- Input for this task
/---
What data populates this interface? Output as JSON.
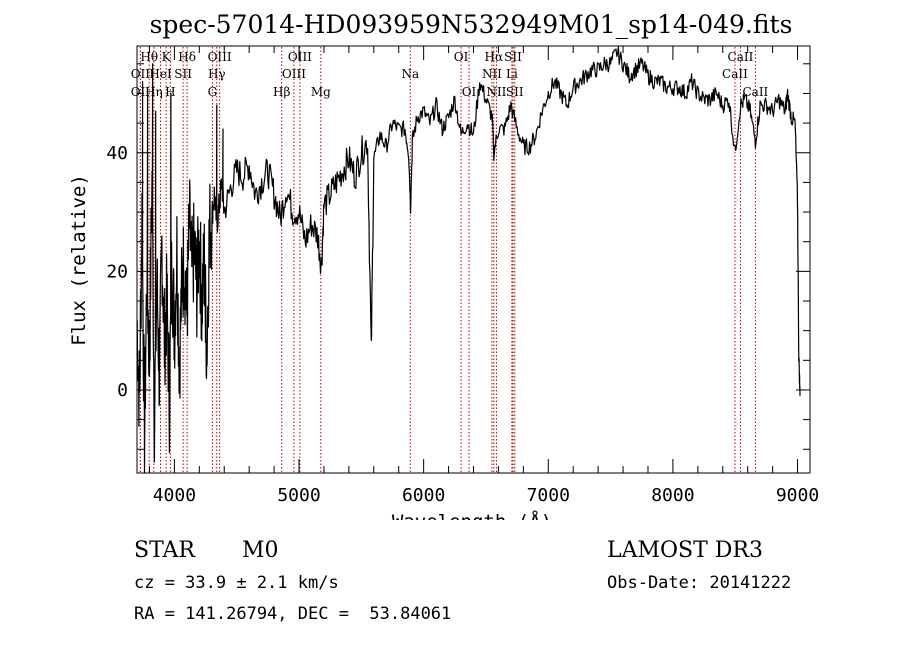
{
  "chart_data": {
    "type": "line",
    "title": "spec-57014-HD093959N532949M01_sp14-049.fits",
    "xlabel": "Wavelength (Å)",
    "ylabel": "Flux (relative)",
    "xlim": [
      3700,
      9100
    ],
    "ylim": [
      -14,
      58
    ],
    "xticks": [
      4000,
      5000,
      6000,
      7000,
      8000,
      9000
    ],
    "yticks": [
      0,
      20,
      40
    ],
    "line_color": "#000000",
    "marker_color": "#c00000",
    "series": [
      {
        "name": "flux",
        "x": [
          3700,
          3720,
          3740,
          3760,
          3780,
          3800,
          3820,
          3840,
          3860,
          3880,
          3900,
          3920,
          3940,
          3960,
          3980,
          4000,
          4020,
          4040,
          4060,
          4080,
          4100,
          4120,
          4140,
          4160,
          4180,
          4200,
          4220,
          4240,
          4260,
          4280,
          4300,
          4320,
          4340,
          4360,
          4380,
          4400,
          4450,
          4500,
          4550,
          4600,
          4650,
          4700,
          4750,
          4800,
          4850,
          4900,
          4950,
          5000,
          5050,
          5100,
          5150,
          5180,
          5200,
          5250,
          5300,
          5350,
          5400,
          5450,
          5500,
          5550,
          5580,
          5600,
          5650,
          5700,
          5750,
          5800,
          5850,
          5880,
          5895,
          5910,
          5950,
          6000,
          6050,
          6100,
          6150,
          6200,
          6250,
          6300,
          6350,
          6400,
          6450,
          6500,
          6550,
          6563,
          6600,
          6650,
          6700,
          6750,
          6800,
          6850,
          6900,
          6950,
          7000,
          7050,
          7100,
          7150,
          7200,
          7250,
          7300,
          7350,
          7400,
          7450,
          7500,
          7550,
          7600,
          7650,
          7700,
          7750,
          7800,
          7850,
          7900,
          7950,
          8000,
          8050,
          8100,
          8150,
          8200,
          8250,
          8300,
          8350,
          8400,
          8450,
          8498,
          8542,
          8580,
          8620,
          8662,
          8700,
          8750,
          8800,
          8850,
          8900,
          8920,
          8950,
          8980,
          9000,
          9010,
          9020
        ],
        "y": [
          12,
          -2,
          30,
          -8,
          20,
          5,
          35,
          -4,
          18,
          2,
          25,
          8,
          15,
          -2,
          22,
          10,
          24,
          4,
          18,
          22,
          12,
          28,
          20,
          24,
          17,
          26,
          14,
          22,
          6,
          27,
          29,
          33,
          28,
          31,
          35,
          30,
          34,
          37,
          36,
          38,
          33,
          35,
          37,
          33,
          29,
          34,
          30,
          30,
          25,
          28,
          26,
          21,
          31,
          33,
          35,
          37,
          39,
          36,
          40,
          42,
          6,
          39,
          43,
          41,
          45,
          44,
          44,
          40,
          31,
          42,
          46,
          47,
          45,
          48,
          44,
          46,
          49,
          43,
          45,
          43,
          52,
          49,
          46,
          40,
          44,
          44,
          48,
          44,
          41,
          41,
          43,
          47,
          50,
          52,
          50,
          48,
          51,
          52,
          53,
          54,
          54,
          55,
          55,
          57,
          55,
          53,
          54,
          55,
          53,
          52,
          52,
          51,
          51,
          51,
          50,
          52,
          50,
          49,
          49,
          50,
          48,
          49,
          40,
          48,
          49,
          47,
          42,
          48,
          48,
          47,
          49,
          47,
          50,
          46,
          45,
          32,
          6,
          -1
        ],
        "spikes": [
          [
            3745,
            52
          ],
          [
            3785,
            50
          ],
          [
            3825,
            55
          ],
          [
            3850,
            47
          ],
          [
            3972,
            50
          ],
          [
            4340,
            48
          ],
          [
            4390,
            44
          ],
          [
            4250,
            8
          ]
        ]
      }
    ],
    "lines": [
      {
        "label": "Hθ",
        "x": 3798,
        "row": 0
      },
      {
        "label": "OII",
        "x": 3727,
        "row": 1
      },
      {
        "label": "OII",
        "x": 3727,
        "row": 2
      },
      {
        "label": "Hη",
        "x": 3835,
        "row": 2
      },
      {
        "label": "HeI",
        "x": 3889,
        "row": 1
      },
      {
        "label": "K",
        "x": 3934,
        "row": 0
      },
      {
        "label": "H",
        "x": 3968,
        "row": 2
      },
      {
        "label": "SII",
        "x": 4070,
        "row": 1
      },
      {
        "label": "Hδ",
        "x": 4102,
        "row": 0
      },
      {
        "label": "OIII",
        "x": 4363,
        "row": 0
      },
      {
        "label": "Hγ",
        "x": 4340,
        "row": 1
      },
      {
        "label": "G",
        "x": 4305,
        "row": 2
      },
      {
        "label": "Hβ",
        "x": 4861,
        "row": 2
      },
      {
        "label": "OIII",
        "x": 5007,
        "row": 0
      },
      {
        "label": "OIII",
        "x": 4959,
        "row": 1
      },
      {
        "label": "Mg",
        "x": 5175,
        "row": 2
      },
      {
        "label": "Na",
        "x": 5893,
        "row": 1
      },
      {
        "label": "OI",
        "x": 6300,
        "row": 0
      },
      {
        "label": "OI",
        "x": 6364,
        "row": 2
      },
      {
        "label": "Hα",
        "x": 6563,
        "row": 0
      },
      {
        "label": "NII",
        "x": 6548,
        "row": 1
      },
      {
        "label": "NII",
        "x": 6584,
        "row": 2
      },
      {
        "label": "Li",
        "x": 6708,
        "row": 1
      },
      {
        "label": "SII",
        "x": 6717,
        "row": 0
      },
      {
        "label": "SII",
        "x": 6731,
        "row": 2
      },
      {
        "label": "CaII",
        "x": 8542,
        "row": 0
      },
      {
        "label": "CaII",
        "x": 8498,
        "row": 1
      },
      {
        "label": "CaII",
        "x": 8662,
        "row": 2
      }
    ]
  },
  "info": {
    "class": "STAR",
    "subclass": "M0",
    "survey": "LAMOST DR3",
    "cz": "cz = 33.9 ± 2.1 km/s",
    "obs_date": "Obs-Date: 20141222",
    "coords": "RA = 141.26794, DEC =  53.84061"
  }
}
\---
- What you are asked to do
Retype the entries word for word. Omit any images.

- Full output
What data populates this interface? Output as JSON.
{
  "chart_data": {
    "type": "line",
    "title": "spec-57014-HD093959N532949M01_sp14-049.fits",
    "xlabel": "Wavelength (Å)",
    "ylabel": "Flux (relative)",
    "xlim": [
      3700,
      9100
    ],
    "ylim": [
      -14,
      58
    ],
    "xticks": [
      4000,
      5000,
      6000,
      7000,
      8000,
      9000
    ],
    "yticks": [
      0,
      20,
      40
    ],
    "line_color": "#000000",
    "marker_color": "#c00000",
    "series": [
      {
        "name": "flux",
        "x": [
          3700,
          3720,
          3740,
          3760,
          3780,
          3800,
          3820,
          3840,
          3860,
          3880,
          3900,
          3920,
          3940,
          3960,
          3980,
          4000,
          4020,
          4040,
          4060,
          4080,
          4100,
          4120,
          4140,
          4160,
          4180,
          4200,
          4220,
          4240,
          4260,
          4280,
          4300,
          4320,
          4340,
          4360,
          4380,
          4400,
          4450,
          4500,
          4550,
          4600,
          4650,
          4700,
          4750,
          4800,
          4850,
          4900,
          4950,
          5000,
          5050,
          5100,
          5150,
          5180,
          5200,
          5250,
          5300,
          5350,
          5400,
          5450,
          5500,
          5550,
          5580,
          5600,
          5650,
          5700,
          5750,
          5800,
          5850,
          5880,
          5895,
          5910,
          5950,
          6000,
          6050,
          6100,
          6150,
          6200,
          6250,
          6300,
          6350,
          6400,
          6450,
          6500,
          6550,
          6563,
          6600,
          6650,
          6700,
          6750,
          6800,
          6850,
          6900,
          6950,
          7000,
          7050,
          7100,
          7150,
          7200,
          7250,
          7300,
          7350,
          7400,
          7450,
          7500,
          7550,
          7600,
          7650,
          7700,
          7750,
          7800,
          7850,
          7900,
          7950,
          8000,
          8050,
          8100,
          8150,
          8200,
          8250,
          8300,
          8350,
          8400,
          8450,
          8498,
          8542,
          8580,
          8620,
          8662,
          8700,
          8750,
          8800,
          8850,
          8900,
          8920,
          8950,
          8980,
          9000,
          9010,
          9020
        ],
        "y": [
          12,
          -2,
          30,
          -8,
          20,
          5,
          35,
          -4,
          18,
          2,
          25,
          8,
          15,
          -2,
          22,
          10,
          24,
          4,
          18,
          22,
          12,
          28,
          20,
          24,
          17,
          26,
          14,
          22,
          6,
          27,
          29,
          33,
          28,
          31,
          35,
          30,
          34,
          37,
          36,
          38,
          33,
          35,
          37,
          33,
          29,
          34,
          30,
          30,
          25,
          28,
          26,
          21,
          31,
          33,
          35,
          37,
          39,
          36,
          40,
          42,
          6,
          39,
          43,
          41,
          45,
          44,
          44,
          40,
          31,
          42,
          46,
          47,
          45,
          48,
          44,
          46,
          49,
          43,
          45,
          43,
          52,
          49,
          46,
          40,
          44,
          44,
          48,
          44,
          41,
          41,
          43,
          47,
          50,
          52,
          50,
          48,
          51,
          52,
          53,
          54,
          54,
          55,
          55,
          57,
          55,
          53,
          54,
          55,
          53,
          52,
          52,
          51,
          51,
          51,
          50,
          52,
          50,
          49,
          49,
          50,
          48,
          49,
          40,
          48,
          49,
          47,
          42,
          48,
          48,
          47,
          49,
          47,
          50,
          46,
          45,
          32,
          6,
          -1
        ],
        "spikes": [
          [
            3745,
            52
          ],
          [
            3785,
            50
          ],
          [
            3825,
            55
          ],
          [
            3850,
            47
          ],
          [
            3972,
            50
          ],
          [
            4340,
            48
          ],
          [
            4390,
            44
          ],
          [
            4250,
            8
          ]
        ]
      }
    ],
    "lines": [
      {
        "label": "Hθ",
        "x": 3798,
        "row": 0
      },
      {
        "label": "OII",
        "x": 3727,
        "row": 1
      },
      {
        "label": "OII",
        "x": 3727,
        "row": 2
      },
      {
        "label": "Hη",
        "x": 3835,
        "row": 2
      },
      {
        "label": "HeI",
        "x": 3889,
        "row": 1
      },
      {
        "label": "K",
        "x": 3934,
        "row": 0
      },
      {
        "label": "H",
        "x": 3968,
        "row": 2
      },
      {
        "label": "SII",
        "x": 4070,
        "row": 1
      },
      {
        "label": "Hδ",
        "x": 4102,
        "row": 0
      },
      {
        "label": "OIII",
        "x": 4363,
        "row": 0
      },
      {
        "label": "Hγ",
        "x": 4340,
        "row": 1
      },
      {
        "label": "G",
        "x": 4305,
        "row": 2
      },
      {
        "label": "Hβ",
        "x": 4861,
        "row": 2
      },
      {
        "label": "OIII",
        "x": 5007,
        "row": 0
      },
      {
        "label": "OIII",
        "x": 4959,
        "row": 1
      },
      {
        "label": "Mg",
        "x": 5175,
        "row": 2
      },
      {
        "label": "Na",
        "x": 5893,
        "row": 1
      },
      {
        "label": "OI",
        "x": 6300,
        "row": 0
      },
      {
        "label": "OI",
        "x": 6364,
        "row": 2
      },
      {
        "label": "Hα",
        "x": 6563,
        "row": 0
      },
      {
        "label": "NII",
        "x": 6548,
        "row": 1
      },
      {
        "label": "NII",
        "x": 6584,
        "row": 2
      },
      {
        "label": "Li",
        "x": 6708,
        "row": 1
      },
      {
        "label": "SII",
        "x": 6717,
        "row": 0
      },
      {
        "label": "SII",
        "x": 6731,
        "row": 2
      },
      {
        "label": "CaII",
        "x": 8542,
        "row": 0
      },
      {
        "label": "CaII",
        "x": 8498,
        "row": 1
      },
      {
        "label": "CaII",
        "x": 8662,
        "row": 2
      }
    ]
  },
  "info": {
    "class": "STAR",
    "subclass": "M0",
    "survey": "LAMOST DR3",
    "cz": "cz = 33.9 ± 2.1 km/s",
    "obs_date": "Obs-Date: 20141222",
    "coords": "RA = 141.26794, DEC =  53.84061"
  }
}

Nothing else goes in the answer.